▶ _PROBLEM REQUIREMENTS_: Output the records exactly as they appear, with no pictures included.

'''

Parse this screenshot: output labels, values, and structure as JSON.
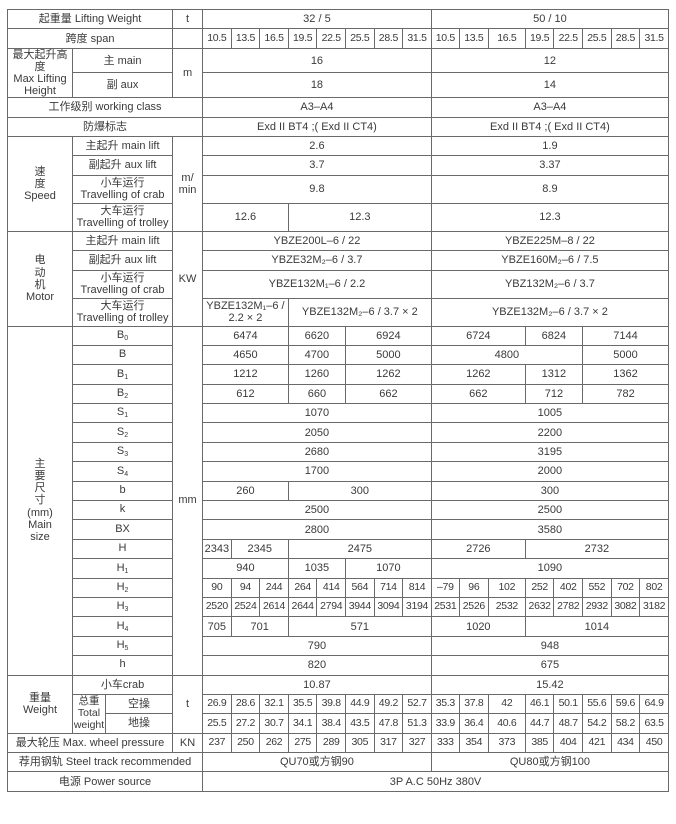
{
  "t": {
    "lifting_weight": {
      "label": "起重量 Lifting Weight",
      "unit": "t",
      "values": [
        "32 / 5",
        "50 / 10"
      ]
    },
    "span": {
      "label": "跨度 span",
      "unit": "",
      "values": [
        "10.5",
        "13.5",
        "16.5",
        "19.5",
        "22.5",
        "25.5",
        "28.5",
        "31.5",
        "10.5",
        "13.5",
        "16.5",
        "19.5",
        "22.5",
        "25.5",
        "28.5",
        "31.5"
      ]
    },
    "max_height": {
      "label": "最大起升高度\nMax Lifting\nHeight",
      "unit": "m",
      "main": {
        "label": "主 main",
        "values": [
          "16",
          "12"
        ]
      },
      "aux": {
        "label": "副 aux",
        "values": [
          "18",
          "14"
        ]
      }
    },
    "working_class": {
      "label": "工作级别 working class",
      "values": [
        "A3–A4",
        "A3–A4"
      ]
    },
    "explosion_mark": {
      "label": "防爆标志",
      "values": [
        "Exd II BT4 ;( Exd II CT4)",
        "Exd II BT4 ;( Exd II CT4)"
      ]
    },
    "speed": {
      "label": "速\n度\nSpeed",
      "unit": "m/\nmin",
      "rows": [
        {
          "label": "主起升  main lift",
          "values": [
            "2.6",
            "1.9"
          ]
        },
        {
          "label": "副起升 aux lift",
          "values": [
            "3.7",
            "3.37"
          ]
        },
        {
          "label": "小车运行\nTravelling of crab",
          "values": [
            "9.8",
            "8.9"
          ]
        },
        {
          "label": "大车运行\nTravelling of trolley",
          "values": [
            "12.6",
            "12.3",
            "12.3"
          ]
        }
      ]
    },
    "motor": {
      "label": "电\n动\n机\nMotor",
      "unit": "KW",
      "rows": [
        {
          "label": "主起升  main lift",
          "values": [
            "YBZE200L–6 / 22",
            "YBZE225M–8 / 22"
          ]
        },
        {
          "label": "副起升 aux lift",
          "values": [
            "YBZE32M₂–6 / 3.7",
            "YBZE160M₂–6 / 7.5"
          ]
        },
        {
          "label": "小车运行\nTravelling of crab",
          "values": [
            "YBZE132M₁–6 / 2.2",
            "YBZ132M₂–6 / 3.7"
          ]
        },
        {
          "label": "大车运行\nTravelling of trolley",
          "values": [
            "YBZE132M₁–6 /\n2.2 × 2",
            "YBZE132M₂–6 / 3.7 × 2",
            "YBZE132M₂–6 / 3.7 × 2"
          ]
        }
      ]
    },
    "main_size": {
      "label": "主\n要\n尺\n寸\n(mm)\nMain\nsize",
      "unit": "mm",
      "rows": [
        {
          "label": "B",
          "sub": "0",
          "values": [
            "6474",
            "6620",
            "6924",
            "6724",
            "6824",
            "7144"
          ]
        },
        {
          "label": "B",
          "sub": "",
          "values": [
            "4650",
            "4700",
            "5000",
            "4800",
            "5000"
          ]
        },
        {
          "label": "B",
          "sub": "1",
          "values": [
            "1212",
            "1260",
            "1262",
            "1262",
            "1312",
            "1362"
          ]
        },
        {
          "label": "B",
          "sub": "2",
          "values": [
            "612",
            "660",
            "662",
            "662",
            "712",
            "782"
          ]
        },
        {
          "label": "S",
          "sub": "1",
          "values": [
            "1070",
            "1005"
          ]
        },
        {
          "label": "S",
          "sub": "2",
          "values": [
            "2050",
            "2200"
          ]
        },
        {
          "label": "S",
          "sub": "3",
          "values": [
            "2680",
            "3195"
          ]
        },
        {
          "label": "S",
          "sub": "4",
          "values": [
            "1700",
            "2000"
          ]
        },
        {
          "label": "b",
          "sub": "",
          "values": [
            "260",
            "300",
            "300"
          ]
        },
        {
          "label": "k",
          "sub": "",
          "values": [
            "2500",
            "2500"
          ]
        },
        {
          "label": "BX",
          "sub": "",
          "values": [
            "2800",
            "3580"
          ]
        },
        {
          "label": "H",
          "sub": "",
          "values": [
            "2343",
            "2345",
            "2475",
            "2726",
            "2732"
          ]
        },
        {
          "label": "H",
          "sub": "1",
          "values": [
            "940",
            "1035",
            "1070",
            "1090"
          ]
        },
        {
          "label": "H",
          "sub": "2",
          "values": [
            "90",
            "94",
            "244",
            "264",
            "414",
            "564",
            "714",
            "814",
            "–79",
            "96",
            "102",
            "252",
            "402",
            "552",
            "702",
            "802"
          ]
        },
        {
          "label": "H",
          "sub": "3",
          "values": [
            "2520",
            "2524",
            "2614",
            "2644",
            "2794",
            "3944",
            "3094",
            "3194",
            "2531",
            "2526",
            "2532",
            "2632",
            "2782",
            "2932",
            "3082",
            "3182"
          ]
        },
        {
          "label": "H",
          "sub": "4",
          "values": [
            "705",
            "701",
            "571",
            "1020",
            "1014"
          ]
        },
        {
          "label": "H",
          "sub": "5",
          "values": [
            "790",
            "948"
          ]
        },
        {
          "label": "h",
          "sub": "",
          "values": [
            "820",
            "675"
          ]
        }
      ]
    },
    "weight": {
      "label": "重量\nWeight",
      "unit": "t",
      "crab": {
        "label": "小车crab",
        "values": [
          "10.87",
          "15.42"
        ]
      },
      "total_label": "总重\nTotal\nweight",
      "empty": {
        "label": "空操",
        "values": [
          "26.9",
          "28.6",
          "32.1",
          "35.5",
          "39.8",
          "44.9",
          "49.2",
          "52.7",
          "35.3",
          "37.8",
          "42",
          "46.1",
          "50.1",
          "55.6",
          "59.6",
          "64.9"
        ]
      },
      "ground": {
        "label": "地操",
        "values": [
          "25.5",
          "27.2",
          "30.7",
          "34.1",
          "38.4",
          "43.5",
          "47.8",
          "51.3",
          "33.9",
          "36.4",
          "40.6",
          "44.7",
          "48.7",
          "54.2",
          "58.2",
          "63.5"
        ]
      }
    },
    "wheel_pressure": {
      "label": "最大轮压 Max.  wheel pressure",
      "unit": "KN",
      "values": [
        "237",
        "250",
        "262",
        "275",
        "289",
        "305",
        "317",
        "327",
        "333",
        "354",
        "373",
        "385",
        "404",
        "421",
        "434",
        "450"
      ]
    },
    "steel_track": {
      "label": "荐用钢轨 Steel track recommended",
      "values": [
        "QU70或方钢90",
        "QU80或方钢100"
      ]
    },
    "power": {
      "label": "电源 Power source",
      "values": [
        "3P    A.C   50Hz    380V"
      ]
    }
  }
}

'''

▶ _EXERCISE OUTPUT_:
Parse this screenshot: output labels, values, and structure as JSON.
{
  "t": {
    "lifting_weight": {
      "label": "起重量 Lifting Weight",
      "unit": "t",
      "values": [
        "32 / 5",
        "50 / 10"
      ]
    },
    "span": {
      "label": "跨度 span",
      "unit": "",
      "values": [
        "10.5",
        "13.5",
        "16.5",
        "19.5",
        "22.5",
        "25.5",
        "28.5",
        "31.5",
        "10.5",
        "13.5",
        "16.5",
        "19.5",
        "22.5",
        "25.5",
        "28.5",
        "31.5"
      ]
    },
    "max_height": {
      "label": "最大起升高度\nMax Lifting\nHeight",
      "unit": "m",
      "main": {
        "label": "主 main",
        "values": [
          "16",
          "12"
        ]
      },
      "aux": {
        "label": "副 aux",
        "values": [
          "18",
          "14"
        ]
      }
    },
    "working_class": {
      "label": "工作级别 working class",
      "values": [
        "A3–A4",
        "A3–A4"
      ]
    },
    "explosion_mark": {
      "label": "防爆标志",
      "values": [
        "Exd II BT4 ;( Exd II CT4)",
        "Exd II BT4 ;( Exd II CT4)"
      ]
    },
    "speed": {
      "label": "速\n度\nSpeed",
      "unit": "m/\nmin",
      "rows": [
        {
          "label": "主起升  main lift",
          "values": [
            "2.6",
            "1.9"
          ]
        },
        {
          "label": "副起升 aux lift",
          "values": [
            "3.7",
            "3.37"
          ]
        },
        {
          "label": "小车运行\nTravelling of crab",
          "values": [
            "9.8",
            "8.9"
          ]
        },
        {
          "label": "大车运行\nTravelling of trolley",
          "values": [
            "12.6",
            "12.3",
            "12.3"
          ]
        }
      ]
    },
    "motor": {
      "label": "电\n动\n机\nMotor",
      "unit": "KW",
      "rows": [
        {
          "label": "主起升  main lift",
          "values": [
            "YBZE200L–6 / 22",
            "YBZE225M–8 / 22"
          ]
        },
        {
          "label": "副起升 aux lift",
          "values": [
            "YBZE32M₂–6 / 3.7",
            "YBZE160M₂–6 / 7.5"
          ]
        },
        {
          "label": "小车运行\nTravelling of crab",
          "values": [
            "YBZE132M₁–6 / 2.2",
            "YBZ132M₂–6 / 3.7"
          ]
        },
        {
          "label": "大车运行\nTravelling of trolley",
          "values": [
            "YBZE132M₁–6 /\n2.2 × 2",
            "YBZE132M₂–6 / 3.7 × 2",
            "YBZE132M₂–6 / 3.7 × 2"
          ]
        }
      ]
    },
    "main_size": {
      "label": "主\n要\n尺\n寸\n(mm)\nMain\nsize",
      "unit": "mm",
      "rows": [
        {
          "label": "B",
          "sub": "0",
          "values": [
            "6474",
            "6620",
            "6924",
            "6724",
            "6824",
            "7144"
          ]
        },
        {
          "label": "B",
          "sub": "",
          "values": [
            "4650",
            "4700",
            "5000",
            "4800",
            "5000"
          ]
        },
        {
          "label": "B",
          "sub": "1",
          "values": [
            "1212",
            "1260",
            "1262",
            "1262",
            "1312",
            "1362"
          ]
        },
        {
          "label": "B",
          "sub": "2",
          "values": [
            "612",
            "660",
            "662",
            "662",
            "712",
            "782"
          ]
        },
        {
          "label": "S",
          "sub": "1",
          "values": [
            "1070",
            "1005"
          ]
        },
        {
          "label": "S",
          "sub": "2",
          "values": [
            "2050",
            "2200"
          ]
        },
        {
          "label": "S",
          "sub": "3",
          "values": [
            "2680",
            "3195"
          ]
        },
        {
          "label": "S",
          "sub": "4",
          "values": [
            "1700",
            "2000"
          ]
        },
        {
          "label": "b",
          "sub": "",
          "values": [
            "260",
            "300",
            "300"
          ]
        },
        {
          "label": "k",
          "sub": "",
          "values": [
            "2500",
            "2500"
          ]
        },
        {
          "label": "BX",
          "sub": "",
          "values": [
            "2800",
            "3580"
          ]
        },
        {
          "label": "H",
          "sub": "",
          "values": [
            "2343",
            "2345",
            "2475",
            "2726",
            "2732"
          ]
        },
        {
          "label": "H",
          "sub": "1",
          "values": [
            "940",
            "1035",
            "1070",
            "1090"
          ]
        },
        {
          "label": "H",
          "sub": "2",
          "values": [
            "90",
            "94",
            "244",
            "264",
            "414",
            "564",
            "714",
            "814",
            "–79",
            "96",
            "102",
            "252",
            "402",
            "552",
            "702",
            "802"
          ]
        },
        {
          "label": "H",
          "sub": "3",
          "values": [
            "2520",
            "2524",
            "2614",
            "2644",
            "2794",
            "3944",
            "3094",
            "3194",
            "2531",
            "2526",
            "2532",
            "2632",
            "2782",
            "2932",
            "3082",
            "3182"
          ]
        },
        {
          "label": "H",
          "sub": "4",
          "values": [
            "705",
            "701",
            "571",
            "1020",
            "1014"
          ]
        },
        {
          "label": "H",
          "sub": "5",
          "values": [
            "790",
            "948"
          ]
        },
        {
          "label": "h",
          "sub": "",
          "values": [
            "820",
            "675"
          ]
        }
      ]
    },
    "weight": {
      "label": "重量\nWeight",
      "unit": "t",
      "crab": {
        "label": "小车crab",
        "values": [
          "10.87",
          "15.42"
        ]
      },
      "total_label": "总重\nTotal\nweight",
      "empty": {
        "label": "空操",
        "values": [
          "26.9",
          "28.6",
          "32.1",
          "35.5",
          "39.8",
          "44.9",
          "49.2",
          "52.7",
          "35.3",
          "37.8",
          "42",
          "46.1",
          "50.1",
          "55.6",
          "59.6",
          "64.9"
        ]
      },
      "ground": {
        "label": "地操",
        "values": [
          "25.5",
          "27.2",
          "30.7",
          "34.1",
          "38.4",
          "43.5",
          "47.8",
          "51.3",
          "33.9",
          "36.4",
          "40.6",
          "44.7",
          "48.7",
          "54.2",
          "58.2",
          "63.5"
        ]
      }
    },
    "wheel_pressure": {
      "label": "最大轮压 Max.  wheel pressure",
      "unit": "KN",
      "values": [
        "237",
        "250",
        "262",
        "275",
        "289",
        "305",
        "317",
        "327",
        "333",
        "354",
        "373",
        "385",
        "404",
        "421",
        "434",
        "450"
      ]
    },
    "steel_track": {
      "label": "荐用钢轨 Steel track recommended",
      "values": [
        "QU70或方钢90",
        "QU80或方钢100"
      ]
    },
    "power": {
      "label": "电源 Power source",
      "values": [
        "3P    A.C   50Hz    380V"
      ]
    }
  }
}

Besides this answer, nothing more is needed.